--- START OF DATASET RECORDS ---

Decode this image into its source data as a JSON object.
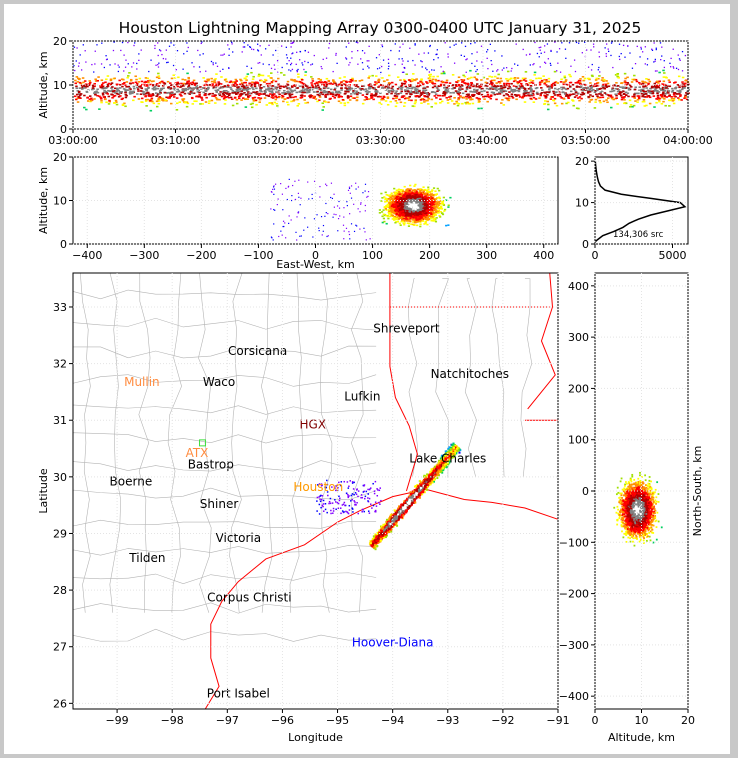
{
  "title": "Houston Lightning Mapping Array 0300-0400 UTC January 31, 2025",
  "colors": {
    "ramp": [
      "#8000ff",
      "#0000ff",
      "#00a0ff",
      "#00d060",
      "#a0e000",
      "#ffff00",
      "#ff9000",
      "#ff0000",
      "#b00000",
      "#808080",
      "#ffffff"
    ],
    "coast": "#ff0000",
    "county": "#b4b4b4",
    "profile": "#000000"
  },
  "panels": {
    "time_height": {
      "ylabel": "Altitude, km",
      "yticks": [
        "0",
        "10",
        "20"
      ],
      "xticks": [
        "03:00:00",
        "03:10:00",
        "03:20:00",
        "03:30:00",
        "03:40:00",
        "03:50:00",
        "04:00:00"
      ],
      "xlim_minutes": [
        0,
        60
      ],
      "ylim_km": [
        0,
        20
      ]
    },
    "ew_height": {
      "ylabel": "Altitude, km",
      "xlabel": "East-West, km",
      "xticks": [
        "−400",
        "−300",
        "−200",
        "−100",
        "0",
        "100",
        "200",
        "300",
        "400"
      ],
      "yticks": [
        "0",
        "10",
        "20"
      ],
      "xlim_km": [
        -425,
        425
      ],
      "ylim_km": [
        0,
        20
      ]
    },
    "histogram": {
      "xticks": [
        "0",
        "5000"
      ],
      "yticks": [
        "0",
        "10",
        "20"
      ],
      "xlim": [
        0,
        6000
      ],
      "ylim_km": [
        0,
        21
      ],
      "label": "134,306 src"
    },
    "plan": {
      "xlabel": "Longitude",
      "ylabel": "Latitude",
      "xticks": [
        "−99",
        "−98",
        "−97",
        "−96",
        "−95",
        "−94",
        "−93",
        "−92",
        "−91"
      ],
      "yticks": [
        "26",
        "27",
        "28",
        "29",
        "30",
        "31",
        "32",
        "33"
      ],
      "xlim_deg": [
        -99.8,
        -91
      ],
      "ylim_deg": [
        25.9,
        33.6
      ],
      "cities": [
        {
          "name": "Shreveport",
          "lon": -93.75,
          "lat": 32.55,
          "color": "#000000"
        },
        {
          "name": "Corsicana",
          "lon": -96.45,
          "lat": 32.15,
          "color": "#000000"
        },
        {
          "name": "Mullin",
          "lon": -98.55,
          "lat": 31.6,
          "color": "#ff8c40"
        },
        {
          "name": "Waco",
          "lon": -97.15,
          "lat": 31.6,
          "color": "#000000"
        },
        {
          "name": "Natchitoches",
          "lon": -92.6,
          "lat": 31.75,
          "color": "#000000"
        },
        {
          "name": "Lufkin",
          "lon": -94.55,
          "lat": 31.35,
          "color": "#000000"
        },
        {
          "name": "HGX",
          "lon": -95.45,
          "lat": 30.85,
          "color": "#800000"
        },
        {
          "name": "ATX",
          "lon": -97.55,
          "lat": 30.35,
          "color": "#ff8c40"
        },
        {
          "name": "Bastrop",
          "lon": -97.3,
          "lat": 30.15,
          "color": "#000000"
        },
        {
          "name": "Lake Charles",
          "lon": -93.0,
          "lat": 30.25,
          "color": "#000000"
        },
        {
          "name": "Boerne",
          "lon": -98.75,
          "lat": 29.85,
          "color": "#000000"
        },
        {
          "name": "Houston",
          "lon": -95.35,
          "lat": 29.75,
          "color": "#ff9a00"
        },
        {
          "name": "Shiner",
          "lon": -97.15,
          "lat": 29.45,
          "color": "#000000"
        },
        {
          "name": "Victoria",
          "lon": -96.8,
          "lat": 28.85,
          "color": "#000000"
        },
        {
          "name": "Tilden",
          "lon": -98.45,
          "lat": 28.5,
          "color": "#000000"
        },
        {
          "name": "Corpus Christi",
          "lon": -96.6,
          "lat": 27.8,
          "color": "#000000"
        },
        {
          "name": "Hoover-Diana",
          "lon": -94.0,
          "lat": 27.0,
          "color": "#0000ff"
        },
        {
          "name": "Port Isabel",
          "lon": -96.8,
          "lat": 26.1,
          "color": "#000000"
        }
      ]
    },
    "ns_height": {
      "xlabel": "Altitude, km",
      "ylabel": "North-South, km",
      "xticks": [
        "0",
        "10",
        "20"
      ],
      "yticks": [
        "−400",
        "−300",
        "−200",
        "−100",
        "0",
        "100",
        "200",
        "300",
        "400"
      ],
      "xlim_km": [
        0,
        20
      ],
      "ylim_km": [
        -425,
        425
      ]
    }
  },
  "chart_data": {
    "type": "scatter",
    "title": "Houston Lightning Mapping Array 0300-0400 UTC January 31, 2025",
    "source_count": "134,306 src",
    "altitude_histogram": {
      "altitude_km": [
        1,
        2,
        3,
        4,
        5,
        6,
        7,
        8,
        9,
        10,
        11,
        12,
        13,
        14,
        15,
        16,
        17,
        18,
        19,
        20
      ],
      "sources": [
        150,
        500,
        1200,
        1800,
        2200,
        2800,
        3600,
        4700,
        5800,
        5500,
        3600,
        1700,
        650,
        350,
        230,
        160,
        110,
        70,
        40,
        20
      ]
    },
    "storm_band": {
      "lon_start": -94.4,
      "lat_start": 28.8,
      "lon_end": -92.85,
      "lat_end": 30.55,
      "core_lon": -93.75,
      "core_lat": 29.45
    },
    "ew_cluster": {
      "center_km": 170,
      "width_km": 190,
      "core_altitude_km": 9
    },
    "ns_cluster": {
      "center_km": -35,
      "height_km": 220,
      "core_altitude_km": 9
    },
    "time_band": {
      "altitude_range_km": [
        3,
        14
      ],
      "core_altitude_km": [
        7,
        11
      ]
    }
  }
}
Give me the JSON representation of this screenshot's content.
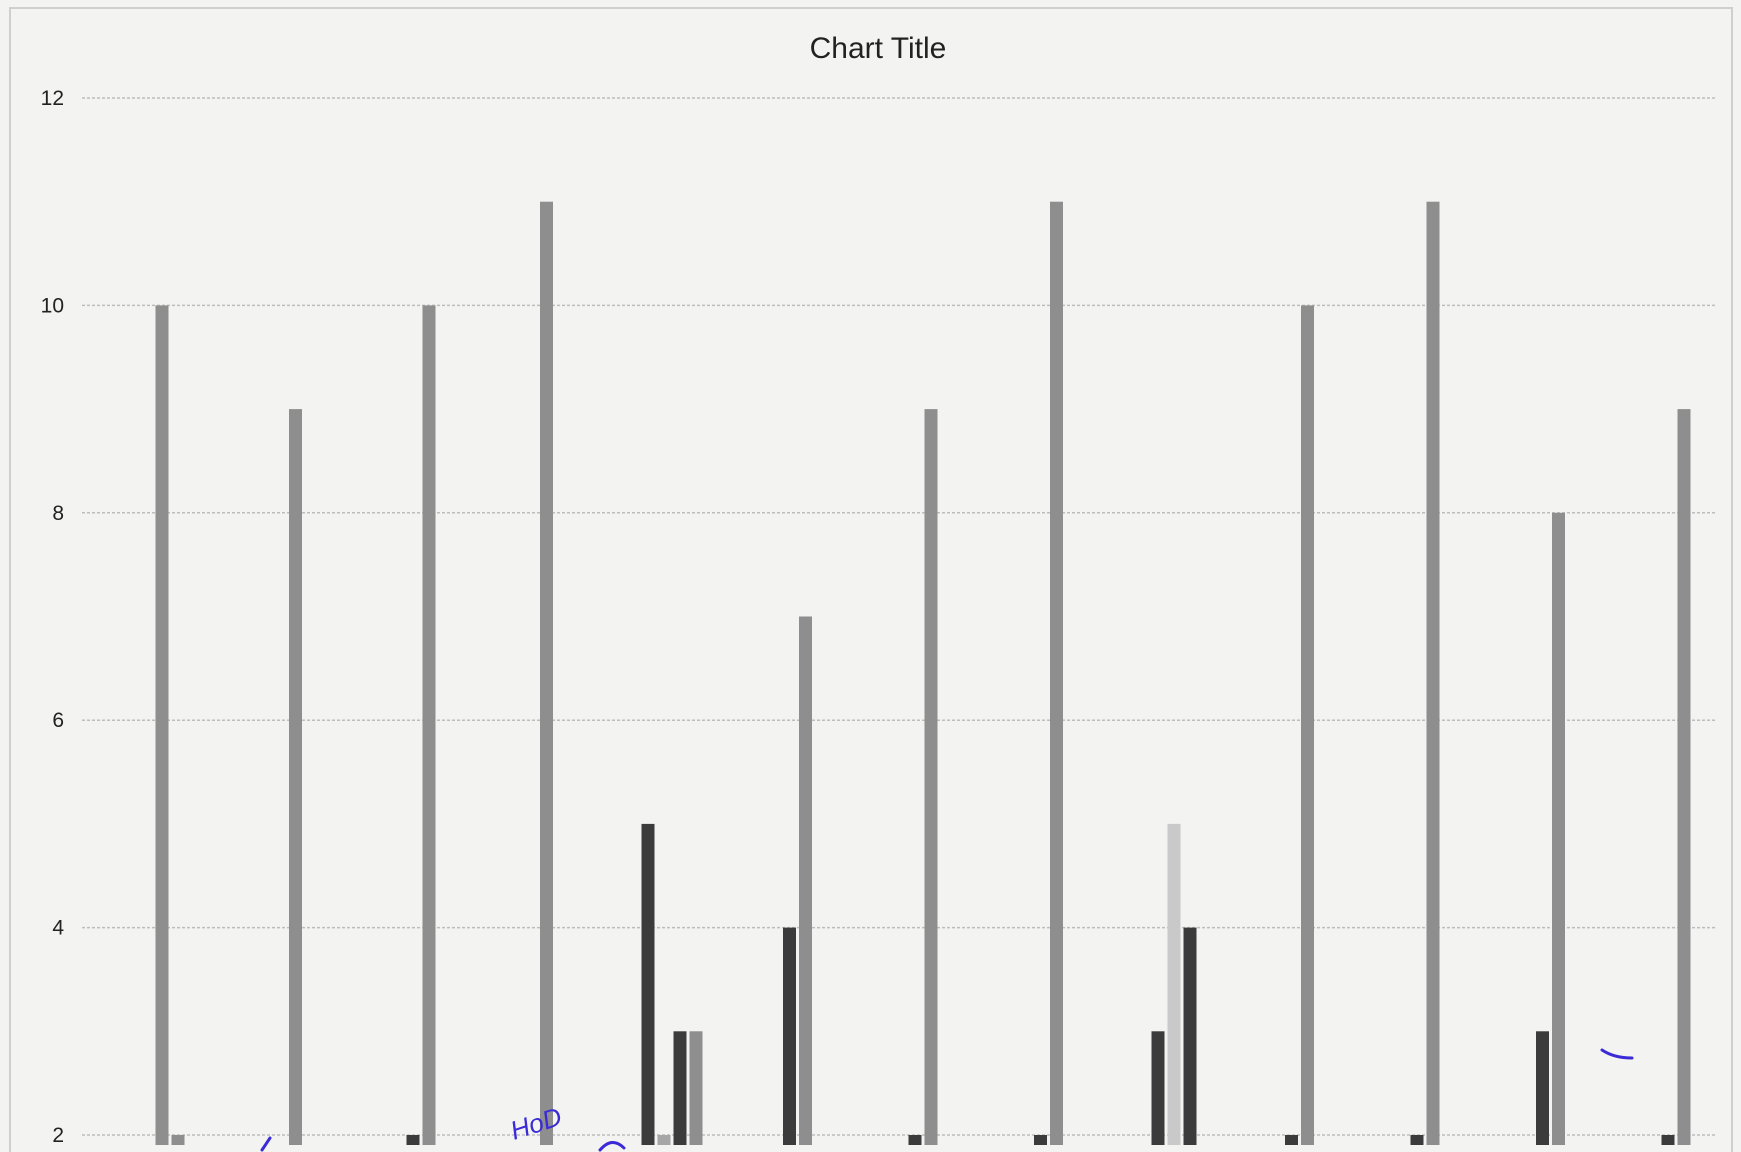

--- END OF DATASET RECORDS ---

#### TASK TO COMPLETE
All records must be output exactly as they are, except for the pictures, which are left out.

#### FINISHED EXERCISE
Decode this image into its source data as a JSON object.
{
  "title": "Houston Lightning Mapping Array 0300-0400 UTC January 31, 2025",
  "colors": {
    "ramp": [
      "#8000ff",
      "#0000ff",
      "#00a0ff",
      "#00d060",
      "#a0e000",
      "#ffff00",
      "#ff9000",
      "#ff0000",
      "#b00000",
      "#808080",
      "#ffffff"
    ],
    "coast": "#ff0000",
    "county": "#b4b4b4",
    "profile": "#000000"
  },
  "panels": {
    "time_height": {
      "ylabel": "Altitude, km",
      "yticks": [
        "0",
        "10",
        "20"
      ],
      "xticks": [
        "03:00:00",
        "03:10:00",
        "03:20:00",
        "03:30:00",
        "03:40:00",
        "03:50:00",
        "04:00:00"
      ],
      "xlim_minutes": [
        0,
        60
      ],
      "ylim_km": [
        0,
        20
      ]
    },
    "ew_height": {
      "ylabel": "Altitude, km",
      "xlabel": "East-West, km",
      "xticks": [
        "−400",
        "−300",
        "−200",
        "−100",
        "0",
        "100",
        "200",
        "300",
        "400"
      ],
      "yticks": [
        "0",
        "10",
        "20"
      ],
      "xlim_km": [
        -425,
        425
      ],
      "ylim_km": [
        0,
        20
      ]
    },
    "histogram": {
      "xticks": [
        "0",
        "5000"
      ],
      "yticks": [
        "0",
        "10",
        "20"
      ],
      "xlim": [
        0,
        6000
      ],
      "ylim_km": [
        0,
        21
      ],
      "label": "134,306 src"
    },
    "plan": {
      "xlabel": "Longitude",
      "ylabel": "Latitude",
      "xticks": [
        "−99",
        "−98",
        "−97",
        "−96",
        "−95",
        "−94",
        "−93",
        "−92",
        "−91"
      ],
      "yticks": [
        "26",
        "27",
        "28",
        "29",
        "30",
        "31",
        "32",
        "33"
      ],
      "xlim_deg": [
        -99.8,
        -91
      ],
      "ylim_deg": [
        25.9,
        33.6
      ],
      "cities": [
        {
          "name": "Shreveport",
          "lon": -93.75,
          "lat": 32.55,
          "color": "#000000"
        },
        {
          "name": "Corsicana",
          "lon": -96.45,
          "lat": 32.15,
          "color": "#000000"
        },
        {
          "name": "Mullin",
          "lon": -98.55,
          "lat": 31.6,
          "color": "#ff8c40"
        },
        {
          "name": "Waco",
          "lon": -97.15,
          "lat": 31.6,
          "color": "#000000"
        },
        {
          "name": "Natchitoches",
          "lon": -92.6,
          "lat": 31.75,
          "color": "#000000"
        },
        {
          "name": "Lufkin",
          "lon": -94.55,
          "lat": 31.35,
          "color": "#000000"
        },
        {
          "name": "HGX",
          "lon": -95.45,
          "lat": 30.85,
          "color": "#800000"
        },
        {
          "name": "ATX",
          "lon": -97.55,
          "lat": 30.35,
          "color": "#ff8c40"
        },
        {
          "name": "Bastrop",
          "lon": -97.3,
          "lat": 30.15,
          "color": "#000000"
        },
        {
          "name": "Lake Charles",
          "lon": -93.0,
          "lat": 30.25,
          "color": "#000000"
        },
        {
          "name": "Boerne",
          "lon": -98.75,
          "lat": 29.85,
          "color": "#000000"
        },
        {
          "name": "Houston",
          "lon": -95.35,
          "lat": 29.75,
          "color": "#ff9a00"
        },
        {
          "name": "Shiner",
          "lon": -97.15,
          "lat": 29.45,
          "color": "#000000"
        },
        {
          "name": "Victoria",
          "lon": -96.8,
          "lat": 28.85,
          "color": "#000000"
        },
        {
          "name": "Tilden",
          "lon": -98.45,
          "lat": 28.5,
          "color": "#000000"
        },
        {
          "name": "Corpus Christi",
          "lon": -96.6,
          "lat": 27.8,
          "color": "#000000"
        },
        {
          "name": "Hoover-Diana",
          "lon": -94.0,
          "lat": 27.0,
          "color": "#0000ff"
        },
        {
          "name": "Port Isabel",
          "lon": -96.8,
          "lat": 26.1,
          "color": "#000000"
        }
      ]
    },
    "ns_height": {
      "xlabel": "Altitude, km",
      "ylabel": "North-South, km",
      "xticks": [
        "0",
        "10",
        "20"
      ],
      "yticks": [
        "−400",
        "−300",
        "−200",
        "−100",
        "0",
        "100",
        "200",
        "300",
        "400"
      ],
      "xlim_km": [
        0,
        20
      ],
      "ylim_km": [
        -425,
        425
      ]
    }
  },
  "chart_data": {
    "type": "scatter",
    "title": "Houston Lightning Mapping Array 0300-0400 UTC January 31, 2025",
    "source_count": "134,306 src",
    "altitude_histogram": {
      "altitude_km": [
        1,
        2,
        3,
        4,
        5,
        6,
        7,
        8,
        9,
        10,
        11,
        12,
        13,
        14,
        15,
        16,
        17,
        18,
        19,
        20
      ],
      "sources": [
        150,
        500,
        1200,
        1800,
        2200,
        2800,
        3600,
        4700,
        5800,
        5500,
        3600,
        1700,
        650,
        350,
        230,
        160,
        110,
        70,
        40,
        20
      ]
    },
    "storm_band": {
      "lon_start": -94.4,
      "lat_start": 28.8,
      "lon_end": -92.85,
      "lat_end": 30.55,
      "core_lon": -93.75,
      "core_lat": 29.45
    },
    "ew_cluster": {
      "center_km": 170,
      "width_km": 190,
      "core_altitude_km": 9
    },
    "ns_cluster": {
      "center_km": -35,
      "height_km": 220,
      "core_altitude_km": 9
    },
    "time_band": {
      "altitude_range_km": [
        3,
        14
      ],
      "core_altitude_km": [
        7,
        11
      ]
    }
  }
}
Give me the JSON representation of this screenshot's content.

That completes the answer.